▶ [The task]: Rewrite the lines of every entry below as a numbered list, skipping blank lines. Leave the pictures out of your answer.

----- Data lines -----

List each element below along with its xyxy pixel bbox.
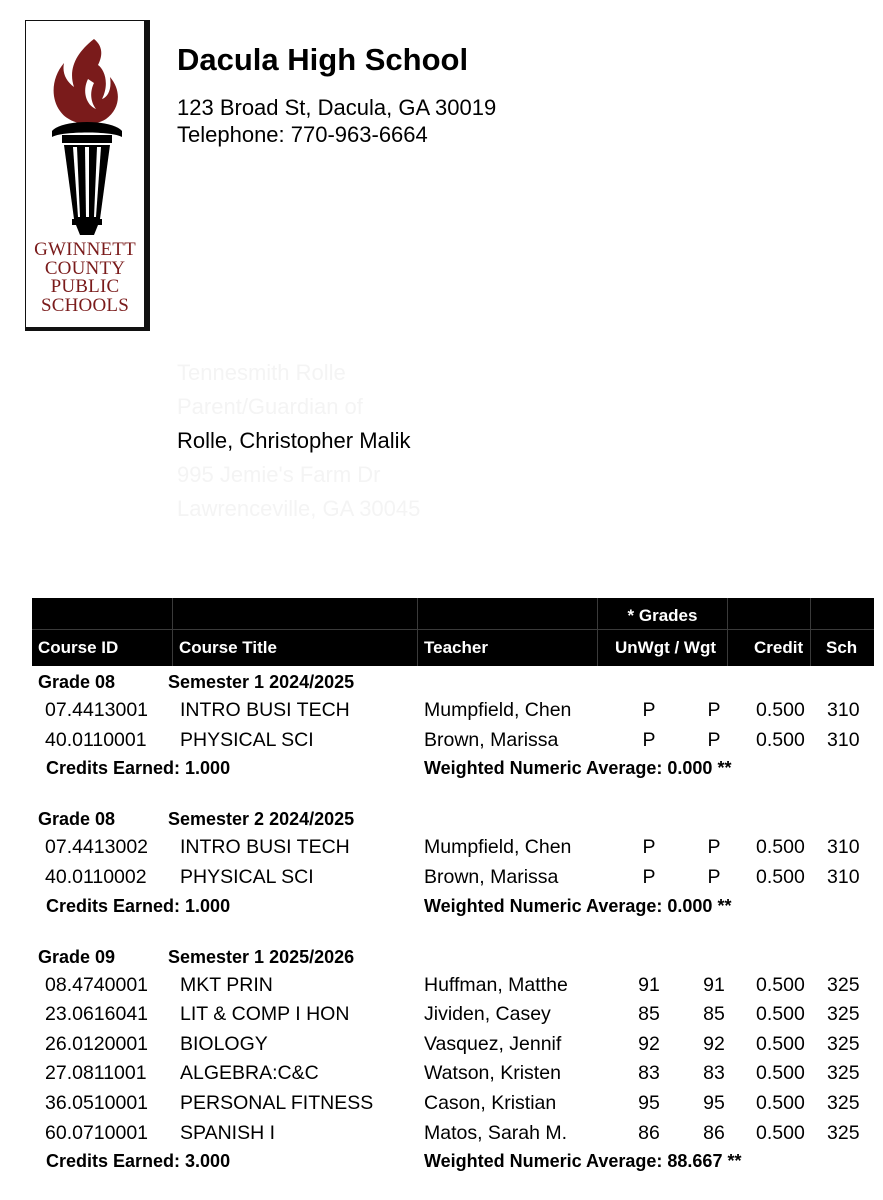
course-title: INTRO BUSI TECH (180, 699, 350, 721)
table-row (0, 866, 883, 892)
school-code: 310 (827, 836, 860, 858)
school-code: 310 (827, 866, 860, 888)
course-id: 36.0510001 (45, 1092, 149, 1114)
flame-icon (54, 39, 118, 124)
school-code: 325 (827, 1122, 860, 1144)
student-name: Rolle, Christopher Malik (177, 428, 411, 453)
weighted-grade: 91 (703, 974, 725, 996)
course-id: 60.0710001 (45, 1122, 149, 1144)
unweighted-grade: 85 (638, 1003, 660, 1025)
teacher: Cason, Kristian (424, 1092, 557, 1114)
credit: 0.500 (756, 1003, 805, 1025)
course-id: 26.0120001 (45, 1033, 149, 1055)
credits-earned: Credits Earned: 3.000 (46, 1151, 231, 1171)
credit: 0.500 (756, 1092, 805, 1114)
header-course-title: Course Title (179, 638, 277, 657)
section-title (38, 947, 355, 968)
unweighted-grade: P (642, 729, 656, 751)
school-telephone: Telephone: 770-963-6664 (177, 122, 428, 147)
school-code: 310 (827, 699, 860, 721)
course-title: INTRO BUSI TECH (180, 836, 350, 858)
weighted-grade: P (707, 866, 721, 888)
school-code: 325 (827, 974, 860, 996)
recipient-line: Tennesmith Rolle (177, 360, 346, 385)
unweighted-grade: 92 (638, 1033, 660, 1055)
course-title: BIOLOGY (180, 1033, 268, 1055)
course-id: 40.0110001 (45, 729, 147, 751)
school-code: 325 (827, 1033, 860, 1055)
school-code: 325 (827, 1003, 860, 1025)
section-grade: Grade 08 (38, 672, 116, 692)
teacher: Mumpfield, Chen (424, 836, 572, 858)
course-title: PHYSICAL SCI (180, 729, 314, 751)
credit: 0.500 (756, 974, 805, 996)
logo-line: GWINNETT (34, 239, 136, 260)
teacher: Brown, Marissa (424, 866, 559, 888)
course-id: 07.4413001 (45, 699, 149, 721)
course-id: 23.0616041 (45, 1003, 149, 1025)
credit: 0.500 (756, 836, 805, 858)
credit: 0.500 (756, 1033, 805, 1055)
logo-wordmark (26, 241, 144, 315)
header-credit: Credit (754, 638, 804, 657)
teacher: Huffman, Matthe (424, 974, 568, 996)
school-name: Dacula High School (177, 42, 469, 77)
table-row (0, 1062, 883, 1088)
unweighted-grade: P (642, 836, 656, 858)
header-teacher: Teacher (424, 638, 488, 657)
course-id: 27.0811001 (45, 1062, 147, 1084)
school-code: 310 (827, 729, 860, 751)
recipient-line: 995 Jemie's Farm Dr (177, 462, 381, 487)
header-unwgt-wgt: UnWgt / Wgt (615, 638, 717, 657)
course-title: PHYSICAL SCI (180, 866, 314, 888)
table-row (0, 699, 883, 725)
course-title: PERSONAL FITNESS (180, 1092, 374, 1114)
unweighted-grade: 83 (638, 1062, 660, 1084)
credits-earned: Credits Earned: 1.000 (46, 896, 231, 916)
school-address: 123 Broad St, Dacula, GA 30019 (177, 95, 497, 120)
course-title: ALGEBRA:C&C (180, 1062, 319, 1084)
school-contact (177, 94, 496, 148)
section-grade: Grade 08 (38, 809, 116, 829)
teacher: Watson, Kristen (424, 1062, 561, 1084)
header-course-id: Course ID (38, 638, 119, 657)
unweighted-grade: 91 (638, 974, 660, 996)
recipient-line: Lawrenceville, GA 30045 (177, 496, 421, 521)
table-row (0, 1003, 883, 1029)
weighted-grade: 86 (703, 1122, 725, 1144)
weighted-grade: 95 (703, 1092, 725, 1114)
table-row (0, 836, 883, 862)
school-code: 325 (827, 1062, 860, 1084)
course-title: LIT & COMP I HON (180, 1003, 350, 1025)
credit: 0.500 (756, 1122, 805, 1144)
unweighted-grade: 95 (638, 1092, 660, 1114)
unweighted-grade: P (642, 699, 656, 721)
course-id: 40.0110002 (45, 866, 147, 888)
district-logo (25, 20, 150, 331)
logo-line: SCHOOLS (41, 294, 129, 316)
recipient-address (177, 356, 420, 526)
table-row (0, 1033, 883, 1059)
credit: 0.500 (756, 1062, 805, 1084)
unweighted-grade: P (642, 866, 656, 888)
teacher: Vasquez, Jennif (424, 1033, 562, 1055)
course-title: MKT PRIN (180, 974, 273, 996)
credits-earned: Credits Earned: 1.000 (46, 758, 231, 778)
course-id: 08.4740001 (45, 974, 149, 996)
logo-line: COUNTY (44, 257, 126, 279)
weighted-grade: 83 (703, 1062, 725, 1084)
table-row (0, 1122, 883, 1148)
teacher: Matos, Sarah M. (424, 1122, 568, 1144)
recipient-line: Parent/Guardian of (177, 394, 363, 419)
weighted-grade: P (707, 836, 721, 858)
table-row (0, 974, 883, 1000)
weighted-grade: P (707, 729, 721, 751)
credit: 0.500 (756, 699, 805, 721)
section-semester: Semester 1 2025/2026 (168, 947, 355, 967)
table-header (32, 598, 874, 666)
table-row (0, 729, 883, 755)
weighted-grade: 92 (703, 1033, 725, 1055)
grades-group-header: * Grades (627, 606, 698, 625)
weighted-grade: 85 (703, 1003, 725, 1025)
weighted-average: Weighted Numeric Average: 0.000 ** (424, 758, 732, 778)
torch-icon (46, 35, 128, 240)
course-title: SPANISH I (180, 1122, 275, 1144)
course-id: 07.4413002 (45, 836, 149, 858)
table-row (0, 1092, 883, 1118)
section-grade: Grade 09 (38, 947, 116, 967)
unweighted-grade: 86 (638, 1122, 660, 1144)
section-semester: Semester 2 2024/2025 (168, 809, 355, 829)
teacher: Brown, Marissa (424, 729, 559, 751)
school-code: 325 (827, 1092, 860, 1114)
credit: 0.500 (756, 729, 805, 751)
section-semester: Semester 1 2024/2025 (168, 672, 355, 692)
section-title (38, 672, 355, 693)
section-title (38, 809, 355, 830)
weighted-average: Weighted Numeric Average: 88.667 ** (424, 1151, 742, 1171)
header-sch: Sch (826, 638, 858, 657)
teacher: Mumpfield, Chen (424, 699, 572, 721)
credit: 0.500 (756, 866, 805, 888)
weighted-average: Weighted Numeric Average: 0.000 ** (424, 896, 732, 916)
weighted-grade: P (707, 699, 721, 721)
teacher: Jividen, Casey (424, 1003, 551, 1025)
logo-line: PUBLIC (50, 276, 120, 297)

-----

▶ [Finished answer]:
1. List each element below along with its xyxy pixel bbox.
2. course-title: INTRO BUSI TECH (180, 699, 350, 721)
3. table-row (0, 866, 883, 892)
4. school-code: 310 (827, 836, 860, 858)
5. school-code: 310 (827, 866, 860, 888)
6. course-id: 36.0510001 (45, 1092, 149, 1114)
7. flame-icon (54, 39, 118, 124)
8. school-code: 325 (827, 1122, 860, 1144)
9. student-name: Rolle, Christopher Malik (177, 428, 411, 453)
10. weighted-grade: 91 (703, 974, 725, 996)
11. course-id: 60.0710001 (45, 1122, 149, 1144)
12. unweighted-grade: 85 (638, 1003, 660, 1025)
13. teacher: Cason, Kristian (424, 1092, 557, 1114)
14. credit: 0.500 (756, 1003, 805, 1025)
15. course-id: 26.0120001 (45, 1033, 149, 1055)
16. credits-earned: Credits Earned: 3.000 (46, 1151, 231, 1171)
17. credit: 0.500 (756, 1092, 805, 1114)
18. header-course-title: Course Title (179, 638, 277, 657)
19. section-title (38, 947, 355, 968)
20. unweighted-grade: P (642, 729, 656, 751)
21. school-telephone: Telephone: 770-963-6664 (177, 122, 428, 147)
22. school-code: 310 (827, 699, 860, 721)
23. course-title: INTRO BUSI TECH (180, 836, 350, 858)
24. weighted-grade: P (707, 866, 721, 888)
25. school-code: 325 (827, 974, 860, 996)
26. recipient-line: Tennesmith Rolle (177, 360, 346, 385)
27. unweighted-grade: 92 (638, 1033, 660, 1055)
28. course-title: BIOLOGY (180, 1033, 268, 1055)
29. course-id: 40.0110001 (45, 729, 147, 751)
30. school-code: 325 (827, 1033, 860, 1055)
31. school-code: 325 (827, 1003, 860, 1025)
32. section-grade: Grade 08 (38, 672, 116, 692)
33. teacher: Mumpfield, Chen (424, 836, 572, 858)
34. course-title: PHYSICAL SCI (180, 729, 314, 751)
35. credit: 0.500 (756, 974, 805, 996)
36. logo-line: GWINNETT (34, 239, 136, 260)
37. teacher: Brown, Marissa (424, 866, 559, 888)
38. course-id: 07.4413001 (45, 699, 149, 721)
39. course-id: 23.0616041 (45, 1003, 149, 1025)
40. credit: 0.500 (756, 836, 805, 858)
41. credit: 0.500 (756, 1033, 805, 1055)
42. logo-wordmark (26, 241, 144, 315)
43. header-credit: Credit (754, 638, 804, 657)
44. teacher: Huffman, Matthe (424, 974, 568, 996)
45. school-name: Dacula High School (177, 42, 469, 77)
46. table-row (0, 1062, 883, 1088)
47. unweighted-grade: P (642, 836, 656, 858)
48. header-teacher: Teacher (424, 638, 488, 657)
49. course-id: 27.0811001 (45, 1062, 147, 1084)
50. school-code: 310 (827, 729, 860, 751)
51. recipient-line: 995 Jemie's Farm Dr (177, 462, 381, 487)
52. header-unwgt-wgt: UnWgt / Wgt (615, 638, 717, 657)
53. course-title: PHYSICAL SCI (180, 866, 314, 888)
54. table-row (0, 699, 883, 725)
55. course-title: PERSONAL FITNESS (180, 1092, 374, 1114)
56. unweighted-grade: 83 (638, 1062, 660, 1084)
57. credits-earned: Credits Earned: 1.000 (46, 896, 231, 916)
58. school-address: 123 Broad St, Dacula, GA 30019 (177, 95, 497, 120)
59. course-title: ALGEBRA:C&C (180, 1062, 319, 1084)
60. school-contact (177, 94, 496, 148)
61. section-grade: Grade 08 (38, 809, 116, 829)
62. teacher: Watson, Kristen (424, 1062, 561, 1084)
63. header-course-id: Course ID (38, 638, 119, 657)
64. unweighted-grade: 91 (638, 974, 660, 996)
65. recipient-line: Lawrenceville, GA 30045 (177, 496, 421, 521)
66. table-row (0, 1003, 883, 1029)
67. weighted-grade: 86 (703, 1122, 725, 1144)
68. weighted-grade: 95 (703, 1092, 725, 1114)
69. table-row (0, 836, 883, 862)
70. school-code: 325 (827, 1062, 860, 1084)
71. course-title: LIT & COMP I HON (180, 1003, 350, 1025)
72. credit: 0.500 (756, 1122, 805, 1144)
73. unweighted-grade: 95 (638, 1092, 660, 1114)
74. unweighted-grade: P (642, 699, 656, 721)
75. course-id: 40.0110002 (45, 866, 147, 888)
76. district-logo (25, 20, 150, 331)
77. logo-line: SCHOOLS (41, 294, 129, 316)
78. recipient-address (177, 356, 420, 526)
79. table-row (0, 1033, 883, 1059)
80. credit: 0.500 (756, 1062, 805, 1084)
81. unweighted-grade: P (642, 866, 656, 888)
82. teacher: Vasquez, Jennif (424, 1033, 562, 1055)
83. course-title: MKT PRIN (180, 974, 273, 996)
84. credits-earned: Credits Earned: 1.000 (46, 758, 231, 778)
85. course-id: 08.4740001 (45, 974, 149, 996)
86. logo-line: COUNTY (44, 257, 126, 279)
87. weighted-grade: 83 (703, 1062, 725, 1084)
88. table-row (0, 1122, 883, 1148)
89. teacher: Matos, Sarah M. (424, 1122, 568, 1144)
90. recipient-line: Parent/Guardian of (177, 394, 363, 419)
91. weighted-grade: P (707, 836, 721, 858)
92. table-row (0, 974, 883, 1000)
93. weighted-grade: P (707, 729, 721, 751)
94. credit: 0.500 (756, 699, 805, 721)
95. section-semester: Semester 1 2025/2026 (168, 947, 355, 967)
96. table-header (32, 598, 874, 666)
97. table-row (0, 729, 883, 755)
98. weighted-grade: 92 (703, 1033, 725, 1055)
99. grades-group-header: * Grades (627, 606, 698, 625)
100. weighted-grade: 85 (703, 1003, 725, 1025)
101. weighted-average: Weighted Numeric Average: 0.000 ** (424, 758, 732, 778)
102. torch-icon (46, 35, 128, 240)
103. course-title: SPANISH I (180, 1122, 275, 1144)
104. course-id: 07.4413002 (45, 836, 149, 858)
105. table-row (0, 1092, 883, 1118)
106. section-grade: Grade 09 (38, 947, 116, 967)
107. unweighted-grade: 86 (638, 1122, 660, 1144)
108. section-semester: Semester 2 2024/2025 (168, 809, 355, 829)
109. teacher: Brown, Marissa (424, 729, 559, 751)
110. school-code: 325 (827, 1092, 860, 1114)
111. credit: 0.500 (756, 729, 805, 751)
112. section-semester: Semester 1 2024/2025 (168, 672, 355, 692)
113. section-title (38, 672, 355, 693)
114. section-title (38, 809, 355, 830)
115. weighted-average: Weighted Numeric Average: 88.667 ** (424, 1151, 742, 1171)
116. header-sch: Sch (826, 638, 858, 657)
117. teacher: Mumpfield, Chen (424, 699, 572, 721)
118. credit: 0.500 (756, 866, 805, 888)
119. weighted-average: Weighted Numeric Average: 0.000 ** (424, 896, 732, 916)
120. weighted-grade: P (707, 699, 721, 721)
121. teacher: Jividen, Casey (424, 1003, 551, 1025)
122. logo-line: PUBLIC (50, 276, 120, 297)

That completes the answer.